**To do**:
1) According to the glass furniture passage, what can small feet such as 404 prevent?
2) Please give the lines of the records as a JSON list of strings, one string per line with blank lines omitted. Begin at the line that has "right-axis-tick-label: 25% —" and stop after the line that has "left-axis-tick-label: 70 —".

**Source extract**:
-- START --
Small feet such as 404 can prevent damage to the side 402, and can
prevent any marking of the floor by the chair. Components of the
chair 401, 402, and 403 can be printed with a pattern as will be
illustrated with respect to FIGS. 9A-9D. The printing can provide a
visual appeal to the overall design that can work as a true piece
of art as well as a functioning chair.
[0046] FIG. 5 is an illustrative example of an embodiment of a
chair and table for outdoor use that are entirely constructed from
glass. The chair 501 can be entirely constructed from glass as
described with respect to FIG. 3 and FIG. 4. The table 502 can be
entirely constructed from glass as described with respect to FIG.
2. The table top 503 can be particularly suited to outdoor use due
to the durable and easy to clean nature of glass.
[0047] FIG. 6A is an illustrative example of an embodiment of a
table that is entirely constructed from glass. The components 601,
602, and 603 can be made from glass, and can be printed with a
pattern as will be illustrated with respect to FIGS. 9A-9D. The
printing can provide a visual appeal to the overall design that can
work as a true piece of art as well as a functioning table.
[0048] FIG. 6B is an illustrative example of an embodiment of an
end table that is entirely constructed from glass. The components
604, 605, and 606 can be made from glass, and can be printed with a
pattern as will be illustrated with respect to FIGS. 9A-9D. The
printing can provide a visual appeal to the overall design that can
work as a true piece of art as well as a functioning table. The
resulting end table can be a good visual match with the table as
described with respect to FIG. 6A.
[0049] FIG. 7 is an illustrative example of an embodiment of a
console table that is entirely constructed from glass. The
components 701, 702, and 703 can be made from glass, and can be
printed with a pattern as will be illustrated with respect to FIGS.
9A-9D. The printing can provide a visual appeal to the overall
design that can work as a true piece of art as well as a
functioning table.
-- END --
**Material for the task**:
-- START --
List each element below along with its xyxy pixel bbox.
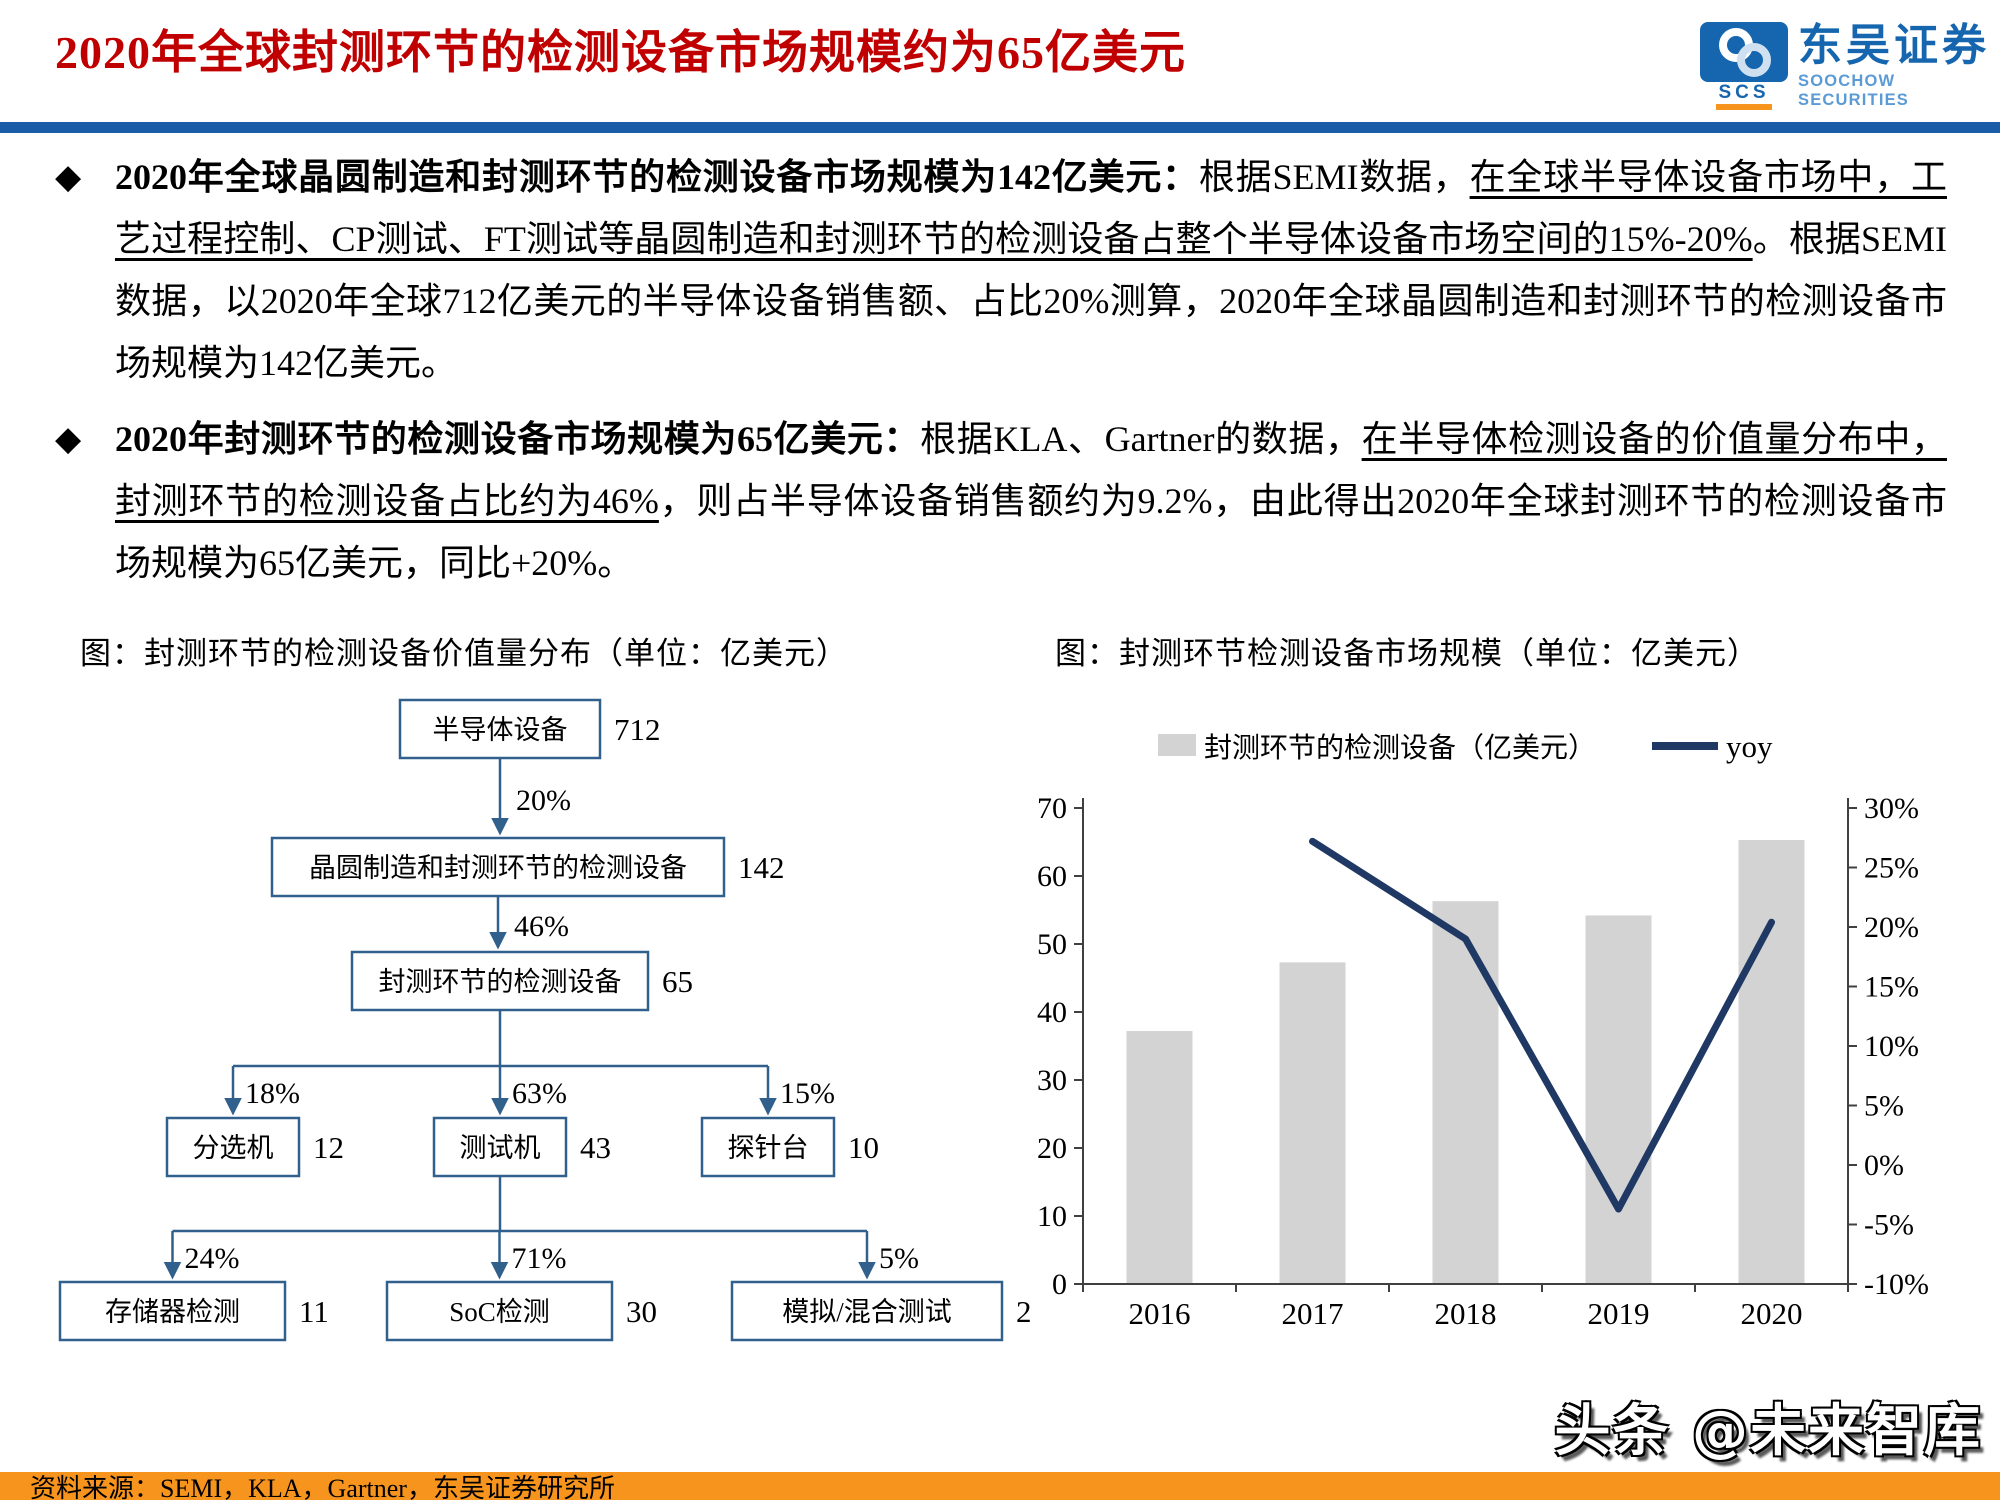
right-axis-tick-label: 25% — [1864, 852, 1919, 885]
flow-node-value: 2 — [1016, 1294, 1032, 1329]
bullet-paragraph-2: ◆ 2020年封测环节的检测设备市场规模为65亿美元：根据KLA、Gartner… — [55, 408, 1947, 594]
flow-percent-label: 24% — [185, 1242, 240, 1275]
x-axis-category-label: 2018 — [1435, 1296, 1497, 1331]
flow-node-box — [58, 1280, 287, 1342]
flow-node-box — [270, 836, 726, 898]
flow-node-box — [385, 1280, 614, 1342]
right-axis-tick-label: -10% — [1864, 1268, 1929, 1301]
flow-percent-label: 15% — [780, 1077, 835, 1110]
flow-node-label: 模拟/混合测试 — [782, 1297, 952, 1327]
bar-2018 — [1432, 901, 1499, 1284]
flow-node-label: 晶圆制造和封测环节的检测设备 — [309, 853, 687, 883]
right-axis-tick-label: 5% — [1864, 1090, 1904, 1123]
left-axis-tick-label: 30 — [1037, 1064, 1067, 1097]
x-axis-category-label: 2020 — [1741, 1296, 1803, 1331]
watermark: 头条 @未来智库 — [1554, 1399, 1982, 1464]
market-size-chart: 封测环节的检测设备（亿美元） yoy 70 60 50 40 30 20 10 0 30% 25% 20… — [1037, 729, 1929, 1331]
source-text: 资料来源：SEMI，KLA，Gartner，东吴证券研究所 — [30, 1473, 615, 1500]
bullet-text-segment: ，则占半导体设备销售额约为9.2%，由此得出2020年全球封测环节的检测设备市场… — [115, 481, 1947, 583]
bullet-paragraph-1: ◆ 2020年全球晶圆制造和封测环节的检测设备市场规模为142亿美元：根据SEM… — [55, 146, 1947, 394]
diamond-bullet-icon: ◆ — [55, 419, 82, 459]
flow-node-value: 11 — [299, 1294, 329, 1329]
flow-percent-label: 71% — [512, 1242, 567, 1275]
value-distribution-flowchart: 20% 46% 18% 63% 15% 24% 71% 5% 半导体设备 712 晶圆制造和封测环节… — [58, 698, 1032, 1342]
logo-scs-text: SCS — [1716, 82, 1772, 110]
legend-bar-swatch — [1158, 734, 1196, 756]
left-axis-tick-label: 40 — [1037, 996, 1067, 1029]
flow-node-label: 探针台 — [728, 1133, 809, 1163]
flow-node-label: 测试机 — [460, 1133, 541, 1163]
bullet-text-segment: 在半导体检测设备的价值量分布中，封测环节的检测设备占比约为46% — [115, 419, 1947, 521]
right-axis-tick-label: 10% — [1864, 1030, 1919, 1063]
flow-percent-label: 20% — [516, 784, 571, 817]
diamond-bullet-icon: ◆ — [55, 157, 82, 197]
left-axis-tick-label: 0 — [1052, 1268, 1067, 1301]
left-axis-tick-label: 70 — [1037, 792, 1067, 825]
left-axis-tick-label: 10 — [1037, 1200, 1067, 1233]
flow-node-value: 142 — [738, 850, 785, 885]
company-logo: SCS 东吴证券 SOOCHOW SECURITIES — [1700, 22, 2000, 110]
bullet-text-segment: 根据SEMI数据， — [1198, 157, 1470, 197]
right-figure-title: 图：封测环节检测设备市场规模（单位：亿美元） — [1055, 636, 1759, 671]
logo-cn-text: 东吴证券 — [1798, 21, 1990, 70]
right-axis-tick-label: 30% — [1864, 792, 1919, 825]
source-bar: 资料来源：SEMI，KLA，Gartner，东吴证券研究所 — [0, 1472, 2000, 1500]
bullet-text-2: 2020年封测环节的检测设备市场规模为65亿美元：根据KLA、Gartner的数… — [115, 408, 1947, 594]
legend-line-label: yoy — [1726, 729, 1773, 764]
flow-percent-label: 5% — [879, 1242, 919, 1275]
left-axis-tick-label: 60 — [1037, 860, 1067, 893]
header-divider — [0, 122, 2000, 133]
flow-node-box — [730, 1280, 1004, 1342]
flow-percent-label: 63% — [512, 1077, 567, 1110]
legend-bar-label: 封测环节的检测设备（亿美元） — [1204, 732, 1596, 764]
flow-node-label: 半导体设备 — [433, 715, 568, 745]
logo-mark: SCS — [1700, 22, 1788, 110]
flow-node-value: 10 — [848, 1130, 879, 1165]
flow-node-value: 712 — [614, 712, 661, 747]
bullet-text-segment: 2020年封测环节的检测设备市场规模为65亿美元： — [115, 419, 921, 459]
flow-node-value: 30 — [626, 1294, 657, 1329]
right-axis-tick-label: -5% — [1864, 1209, 1914, 1242]
flow-node-label: 封测环节的检测设备 — [379, 967, 622, 997]
x-axis-category-label: 2016 — [1129, 1296, 1191, 1331]
flow-node-box — [398, 698, 602, 760]
yoy-line — [1309, 837, 1775, 1213]
left-axis-tick-label: 50 — [1037, 928, 1067, 961]
bar-2020 — [1738, 839, 1805, 1284]
logo-en-text: SOOCHOW SECURITIES — [1798, 72, 1910, 109]
bar-2017 — [1279, 962, 1346, 1284]
soochow-logo-icon — [1700, 22, 1788, 82]
bullet-list: ◆ 2020年全球晶圆制造和封测环节的检测设备市场规模为142亿美元：根据SEM… — [55, 146, 1947, 608]
left-axis-tick-label: 20 — [1037, 1132, 1067, 1165]
right-axis-tick-label: 15% — [1864, 971, 1919, 1004]
flow-percent-label: 46% — [514, 910, 569, 943]
right-axis-tick-label: 20% — [1864, 911, 1919, 944]
right-axis-tick-label: 0% — [1864, 1149, 1904, 1182]
bullet-text-segment: 。根据SEMI数据，以2020年全球712亿美元的半导体设备销售额、占比20%测… — [115, 219, 1948, 383]
x-axis-category-label: 2017 — [1282, 1296, 1344, 1331]
bullet-text-segment: 在全球半导体设备市场中，工艺过程控制、CP测试、FT测试等晶圆制造和封测环节的检… — [115, 157, 1947, 259]
bar-2016 — [1126, 1031, 1193, 1284]
logo-text: 东吴证券 SOOCHOW SECURITIES — [1798, 22, 2000, 110]
flow-node-box — [350, 950, 650, 1012]
bullet-text-segment: 根据KLA、Gartner的数据， — [920, 419, 1362, 459]
bullet-text-segment: 2020年全球晶圆制造和封测环节的检测设备市场规模为142亿美元： — [115, 157, 1199, 197]
page-title: 2020年全球封测环节的检测设备市场规模约为65亿美元 — [55, 27, 1186, 78]
x-axis-category-label: 2019 — [1588, 1296, 1650, 1331]
flow-node-box — [165, 1116, 301, 1178]
flow-node-label: 存储器检测 — [105, 1297, 240, 1327]
flow-node-value: 12 — [313, 1130, 344, 1165]
flow-node-value: 43 — [580, 1130, 611, 1165]
flow-node-label: 分选机 — [193, 1133, 274, 1163]
flow-node-box — [432, 1116, 568, 1178]
left-figure-title: 图：封测环节的检测设备价值量分布（单位：亿美元） — [80, 636, 848, 671]
bar-2019 — [1585, 915, 1652, 1284]
flow-node-box — [700, 1116, 836, 1178]
bullet-text-1: 2020年全球晶圆制造和封测环节的检测设备市场规模为142亿美元：根据SEMI数… — [115, 146, 1947, 394]
flow-node-value: 65 — [662, 964, 693, 999]
flow-node-label: SoC检测 — [449, 1297, 550, 1327]
flow-percent-label: 18% — [245, 1077, 300, 1110]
-- END --
**Responses by task**:
1) Damage to the side 402 and any marking of the floor by the chair.

2)
[
  "right-axis-tick-label: 25% — [1864, 852, 1919, 885]",
  "flow-node-value: 2 — [1016, 1294, 1032, 1329]",
  "bullet-paragraph-2: ◆ 2020年封测环节的检测设备市场规模为65亿美元：根据KLA、Gartner… — [55, 408, 1947, 594]",
  "flow-percent-label: 24% — [185, 1242, 240, 1275]",
  "x-axis-category-label: 2018 — [1435, 1296, 1497, 1331]",
  "flow-node-box — [58, 1280, 287, 1342]",
  "flow-node-box — [270, 836, 726, 898]",
  "flow-node-box — [385, 1280, 614, 1342]",
  "right-axis-tick-label: -10% — [1864, 1268, 1929, 1301]",
  "flow-percent-label: 15% — [780, 1077, 835, 1110]",
  "flow-node-label: 模拟/混合测试 — [782, 1297, 952, 1327]",
  "bar-2018 — [1432, 901, 1499, 1284]",
  "flow-node-label: 晶圆制造和封测环节的检测设备 — [309, 853, 687, 883]",
  "right-axis-tick-label: 5% — [1864, 1090, 1904, 1123]",
  "left-axis-tick-label: 30 — [1037, 1064, 1067, 1097]",
  "x-axis-category-label: 2020 — [1741, 1296, 1803, 1331]",
  "watermark: 头条 @未来智库 — [1554, 1399, 1982, 1464]",
  "market-size-chart: 封测环节的检测设备（亿美元） yoy 70 60 50 40 30 20 10 0 30% 25% 20… — [1037, 729, 1929, 1331]",
  "source-text: 资料来源：SEMI，KLA，Gartner，东吴证券研究所 — [30, 1473, 615, 1500]",
  "bullet-text-segment: ，则占半导体设备销售额约为9.2%，由此得出2020年全球封测环节的检测设备市场… — [115, 481, 1947, 583]",
  "bullet-paragraph-1: ◆ 2020年全球晶圆制造和封测环节的检测设备市场规模为142亿美元：根据SEM… — [55, 146, 1947, 394]",
  "diamond-bullet-icon: ◆ — [55, 419, 82, 459]",
  "flow-node-value: 11 — [299, 1294, 329, 1329]",
  "flow-percent-label: 71% — [512, 1242, 567, 1275]",
  "value-distribution-flowchart: 20% 46% 18% 63% 15% 24% 71% 5% 半导体设备 712 晶圆制造和封测环节… — [58, 698, 1032, 1342]",
  "logo-scs-text: SCS — [1716, 82, 1772, 110]",
  "legend-bar-swatch — [1158, 734, 1196, 756]",
  "left-axis-tick-label: 40 — [1037, 996, 1067, 1029]",
  "flow-node-label: 探针台 — [728, 1133, 809, 1163]",
  "flow-node-label: 测试机 — [460, 1133, 541, 1163]",
  "bullet-text-segment: 在半导体检测设备的价值量分布中，封测环节的检测设备占比约为46% — [115, 419, 1947, 521]",
  "right-axis-tick-label: 10% — [1864, 1030, 1919, 1063]",
  "flow-percent-label: 20% — [516, 784, 571, 817]",
  "diamond-bullet-icon: ◆ — [55, 157, 82, 197]",
  "left-axis-tick-label: 0 — [1052, 1268, 1067, 1301]",
  "left-axis-tick-label: 70 — [1037, 792, 1067, 825]"
]